Exercise instructions: Copy the lines of the material below without any change, beginning with the line that contains "menu-file[interactable]: 文件(F): [151, 62, 168, 68]" and continuing through the line that contains "scenes-header: 场景: [149, 346, 229, 354]", both included.

Available records:
START

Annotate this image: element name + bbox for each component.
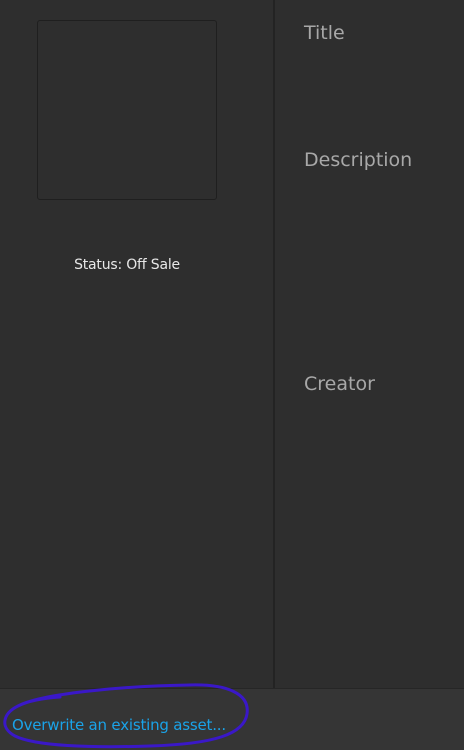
asset-configuration-window: Status: Off Sale Title Description Creat… xyxy=(0,0,464,750)
footer-bar: Overwrite an existing asset... xyxy=(0,688,464,750)
asset-status: Status: Off Sale xyxy=(74,257,180,273)
asset-thumbnail xyxy=(37,20,217,200)
asset-preview-panel: Status: Off Sale xyxy=(0,0,273,688)
title-label: Title xyxy=(304,22,345,44)
overwrite-existing-asset-link[interactable]: Overwrite an existing asset... xyxy=(12,716,226,734)
description-label: Description xyxy=(304,149,413,171)
creator-label: Creator xyxy=(304,373,375,395)
asset-details-panel: Title Description Creator xyxy=(275,0,464,688)
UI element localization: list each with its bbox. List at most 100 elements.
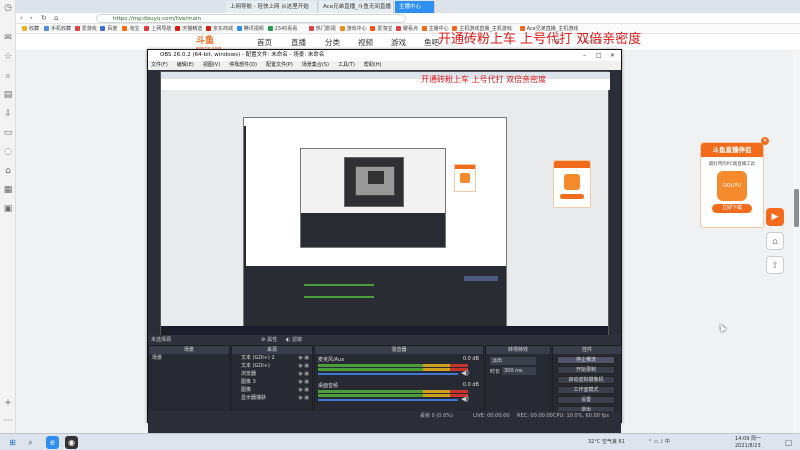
menu-file[interactable]: 文件(F): [151, 62, 168, 68]
tab-nav[interactable]: 上网导航 - 轻快上网 从这里开始: [226, 1, 318, 13]
bookmark-item[interactable]: 2345看看: [268, 24, 298, 34]
volume-meter: [318, 390, 468, 393]
source-item[interactable]: 文本 (GDI+) 2 ◉ ▣: [232, 354, 312, 362]
studio-mode-button[interactable]: 工作室模式: [557, 386, 615, 394]
source-item[interactable]: 显示器捕获 ◉ ▣: [232, 394, 312, 402]
tray-icons[interactable]: ⌃ ▭ ♪ 中: [648, 434, 670, 450]
scenes-header: 场景: [149, 346, 229, 354]
tab-douyu-room[interactable]: Ace兄弟直播_斗鱼无间直播: [319, 1, 394, 13]
mixer-channel-db: 0.0 dB: [462, 356, 479, 362]
add-icon[interactable]: +: [3, 398, 13, 408]
speaker-icon[interactable]: ◀): [461, 395, 469, 403]
search-icon[interactable]: ⌕: [3, 71, 13, 81]
duration-input[interactable]: 300 ms: [502, 367, 536, 375]
menu-edit[interactable]: 编辑(E): [177, 62, 194, 68]
nested-promo-text: 开通砖粉上车 上号代打 双倍亲密度: [421, 75, 547, 84]
home-icon[interactable]: ⌂: [54, 13, 58, 24]
volume-meter: [318, 364, 468, 367]
bookmark-item[interactable]: 百度: [100, 24, 117, 34]
back-icon[interactable]: ‹: [20, 13, 23, 24]
bookmark-item[interactable]: 游戏中心: [340, 24, 367, 34]
scroll-thumb[interactable]: [794, 189, 799, 227]
bookmark-item[interactable]: 收藏: [22, 24, 39, 34]
box-icon[interactable]: ▣: [3, 204, 13, 214]
visibility-icon[interactable]: ◉ ▣: [298, 362, 309, 370]
menu-view[interactable]: 视图(V): [203, 62, 220, 68]
home-side-icon[interactable]: ⌂: [766, 232, 784, 250]
source-label: 显示器捕获: [241, 395, 267, 401]
maximize-icon[interactable]: □: [596, 50, 602, 61]
bookmark-item[interactable]: 热门影视: [309, 24, 336, 34]
ad-close-icon[interactable]: ×: [761, 137, 769, 145]
volume-slider[interactable]: [318, 373, 458, 375]
notification-icon[interactable]: ▢: [782, 436, 795, 449]
volume-slider[interactable]: [318, 399, 458, 401]
tab-anchor-center[interactable]: 主播中心: [395, 1, 435, 13]
game-icon[interactable]: ⌂: [3, 166, 13, 176]
bookmark-item[interactable]: 主播中心: [422, 24, 449, 34]
refresh-icon[interactable]: ↻: [41, 13, 47, 24]
back-top-icon[interactable]: ⇧: [766, 256, 784, 274]
stop-stream-button[interactable]: 停止推流: [557, 356, 615, 364]
mail-icon[interactable]: ✉: [3, 33, 13, 43]
visibility-icon[interactable]: ◉ ▣: [298, 354, 309, 362]
minimize-icon[interactable]: –: [583, 50, 586, 61]
menu-profile[interactable]: 配置文件(P): [266, 62, 293, 68]
transition-select[interactable]: 淡出: [490, 357, 536, 365]
source-item[interactable]: 文本 (GDI+) ◉ ▣: [232, 362, 312, 370]
search-taskbar-icon[interactable]: ⌕: [24, 436, 37, 449]
menu-tools[interactable]: 工具(T): [338, 62, 355, 68]
chat-icon[interactable]: ◌: [3, 147, 13, 157]
bookmark-item[interactable]: 腾讯视频: [237, 24, 264, 34]
filters-button[interactable]: ◐ 滤镜: [286, 335, 302, 345]
bookmark-item[interactable]: 京东商城: [206, 24, 233, 34]
source-item[interactable]: 图像 3 ◉ ▣: [232, 378, 312, 386]
bookmark-item[interactable]: 主机游戏直播_主机游戏: [452, 24, 512, 34]
tab-bar: 上网导航 - 轻快上网 从这里开始 Ace兄弟直播_斗鱼无间直播 主播中心: [16, 0, 800, 13]
bookmark-item[interactable]: 聚看点: [396, 24, 418, 34]
visibility-icon[interactable]: ◉ ▣: [298, 370, 309, 378]
more-icon[interactable]: ⋯: [3, 416, 13, 426]
companion-ad[interactable]: 斗鱼直播伴侣 最好用的PC端直播工具 DOUYU 立即下载: [700, 142, 764, 228]
bookmark-item[interactable]: 手机收藏: [44, 24, 71, 34]
ad-download-button[interactable]: 立即下载: [712, 204, 752, 213]
bookmark-item[interactable]: 爱淘宝: [370, 24, 392, 34]
windows-start-icon[interactable]: ⊞: [6, 436, 19, 449]
bookmark-item[interactable]: 淘宝: [122, 24, 139, 34]
bookmark-item[interactable]: Ace兄弟直播_主机游戏: [520, 24, 579, 34]
start-record-button[interactable]: 开始录制: [557, 366, 615, 374]
forward-icon[interactable]: ›: [30, 13, 33, 24]
speaker-icon[interactable]: ◀): [461, 369, 469, 377]
source-item[interactable]: 图像 ◉ ▣: [232, 386, 312, 394]
bookmark-item[interactable]: 爱游戏: [75, 24, 97, 34]
bookmark-item[interactable]: 上网导航: [144, 24, 171, 34]
douyu-logo[interactable]: 斗鱼 DOUYU.COM: [196, 35, 236, 50]
url-input[interactable]: https://mp.douyu.com/live/main: [96, 14, 406, 23]
visibility-icon[interactable]: ◉ ▣: [298, 394, 309, 402]
calendar-icon[interactable]: ▦: [3, 185, 13, 195]
address-bar: ‹ › ↻ ⌂ https://mp.douyu.com/live/main: [16, 13, 800, 24]
settings-button[interactable]: 设置: [557, 396, 615, 404]
notes-icon[interactable]: ▤: [3, 90, 13, 100]
bookmark-item[interactable]: 天猫精选: [175, 24, 202, 34]
menu-help[interactable]: 帮助(H): [364, 62, 382, 68]
source-label: 图像: [241, 387, 252, 393]
visibility-icon[interactable]: ◉ ▣: [298, 378, 309, 386]
download-icon[interactable]: ⇩: [3, 109, 13, 119]
page-scrollbar[interactable]: [793, 51, 800, 433]
virtual-camera-button[interactable]: 启动虚拟摄像机: [557, 376, 615, 384]
menu-scene-collection[interactable]: 场景集合(S): [302, 62, 329, 68]
source-item[interactable]: 浏览器 ◉ ▣: [232, 370, 312, 378]
obs-taskbar-icon[interactable]: ◉: [65, 436, 78, 449]
obs-preview[interactable]: 开通砖粉上车 上号代打 双倍亲密度: [160, 71, 610, 336]
video-icon[interactable]: ▭: [3, 128, 13, 138]
play-icon[interactable]: ▶: [766, 208, 784, 226]
menu-docks[interactable]: 停靠部件(D): [229, 62, 257, 68]
visibility-icon[interactable]: ◉ ▣: [298, 386, 309, 394]
browser-taskbar-icon[interactable]: e: [46, 436, 59, 449]
properties-button[interactable]: ⚙ 属性: [261, 335, 277, 345]
close-icon[interactable]: ✕: [610, 50, 615, 61]
bookmark-icon[interactable]: ☆: [3, 52, 13, 62]
scene-item[interactable]: 场景: [149, 354, 229, 362]
history-icon[interactable]: ◷: [3, 3, 13, 13]
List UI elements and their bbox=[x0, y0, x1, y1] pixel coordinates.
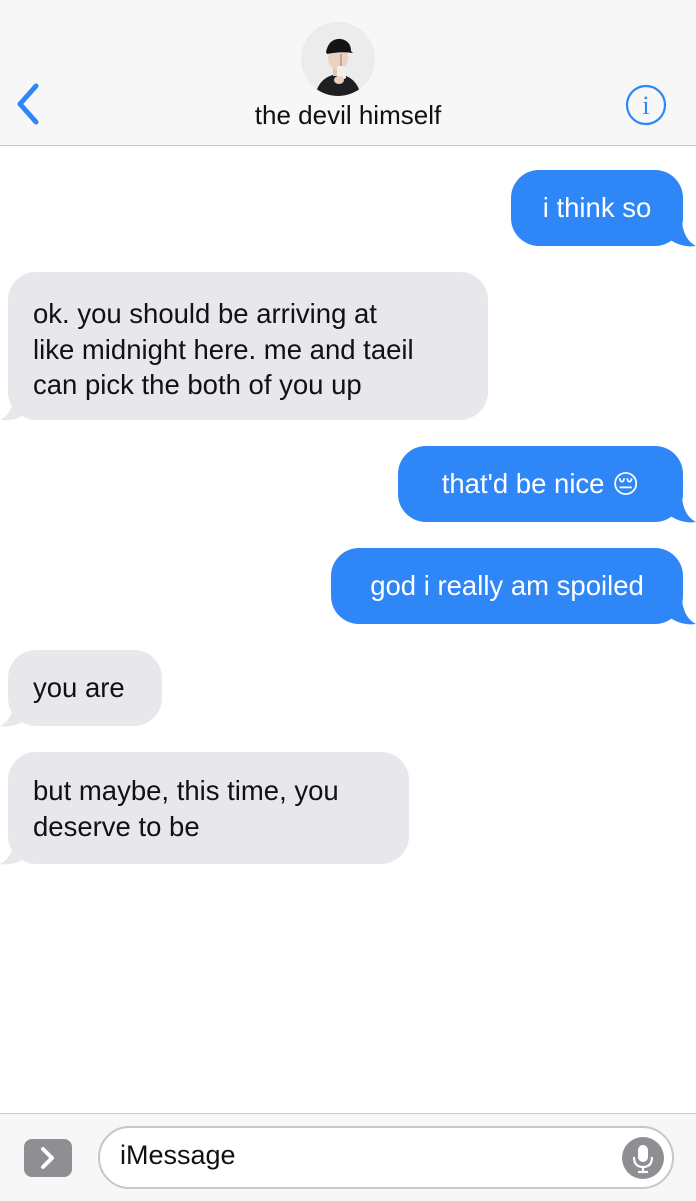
conversation-header: the devil himself i bbox=[0, 0, 696, 146]
message-text: god i really am spoiled bbox=[370, 570, 644, 601]
svg-text:i: i bbox=[642, 91, 649, 120]
message-line: like midnight here. me and taeil bbox=[33, 333, 414, 365]
contact-name[interactable]: the devil himself bbox=[0, 100, 696, 131]
message-text: that'd be nice bbox=[441, 468, 605, 499]
bubble-tail bbox=[0, 702, 28, 727]
info-button[interactable]: i bbox=[625, 84, 667, 126]
bubble-tail bbox=[668, 222, 696, 247]
bubble-tail bbox=[668, 600, 696, 625]
message-line: can pick the both of you up bbox=[33, 369, 362, 400]
apps-button[interactable] bbox=[24, 1139, 72, 1177]
contact-avatar[interactable] bbox=[301, 22, 375, 96]
message-bubble-incoming[interactable]: but maybe, this time, you deserve to be bbox=[8, 752, 409, 864]
message-bubble-incoming[interactable]: ok. you should be arriving at like midni… bbox=[8, 272, 488, 420]
chevron-right-icon bbox=[41, 1147, 54, 1169]
microphone-icon bbox=[632, 1145, 654, 1174]
dictation-button[interactable] bbox=[622, 1137, 664, 1179]
message-line: but maybe, this time, you bbox=[33, 775, 339, 806]
message-line: deserve to be bbox=[33, 810, 200, 842]
message-text: i think so bbox=[542, 192, 652, 223]
message-bubble-incoming[interactable]: you are bbox=[8, 650, 162, 726]
pensive-face-emoji: 😔 bbox=[612, 469, 640, 499]
message-bubble-outgoing[interactable]: god i really am spoiled bbox=[331, 548, 683, 624]
info-icon: i bbox=[625, 84, 667, 126]
bubble-tail bbox=[0, 840, 28, 865]
message-bubble-outgoing[interactable]: that'd be nice 😔 bbox=[398, 446, 683, 522]
message-input[interactable]: iMessage bbox=[98, 1126, 674, 1189]
bubble-tail bbox=[0, 396, 28, 421]
bubble-tail bbox=[668, 498, 696, 523]
message-composer: iMessage bbox=[0, 1113, 696, 1201]
message-line: ok. you should be arriving at bbox=[33, 298, 377, 329]
message-bubble-outgoing[interactable]: i think so bbox=[511, 170, 683, 246]
message-input-placeholder: iMessage bbox=[120, 1140, 236, 1170]
message-line: you are bbox=[33, 672, 125, 703]
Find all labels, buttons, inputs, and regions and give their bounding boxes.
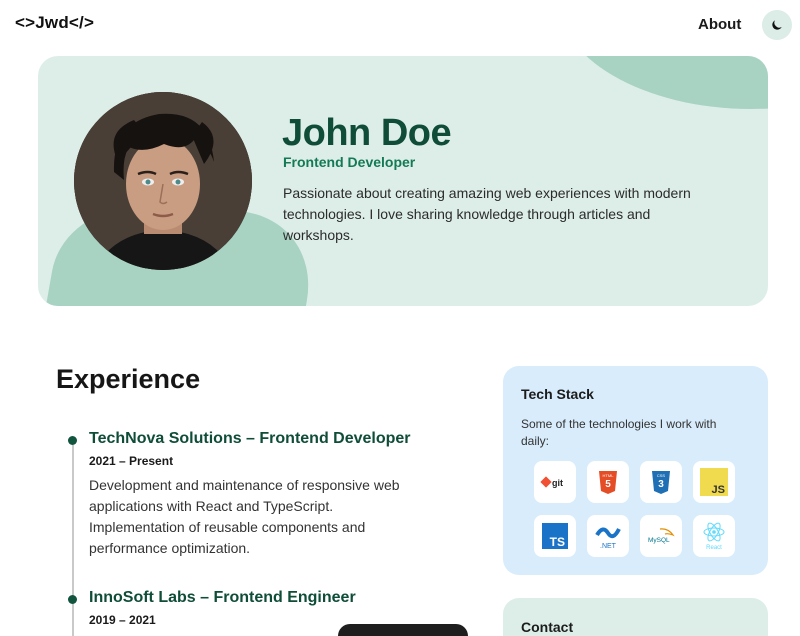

END

Reply to the task:
menu-file[interactable]: 文件(F): [151, 62, 168, 68]
tab-nav[interactable]: 上网导航 - 轻快上网 从这里开始: [226, 1, 318, 13]
bookmark-item[interactable]: 2345看看: [268, 24, 298, 34]
volume-meter: [318, 390, 468, 393]
source-item[interactable]: 文本 (GDI+) 2 ◉ ▣: [232, 354, 312, 362]
studio-mode-button[interactable]: 工作室模式: [557, 386, 615, 394]
source-item[interactable]: 显示器捕获 ◉ ▣: [232, 394, 312, 402]
tray-icons[interactable]: ⌃ ▭ ♪ 中: [648, 434, 670, 450]
scenes-header: 场景: [149, 346, 229, 354]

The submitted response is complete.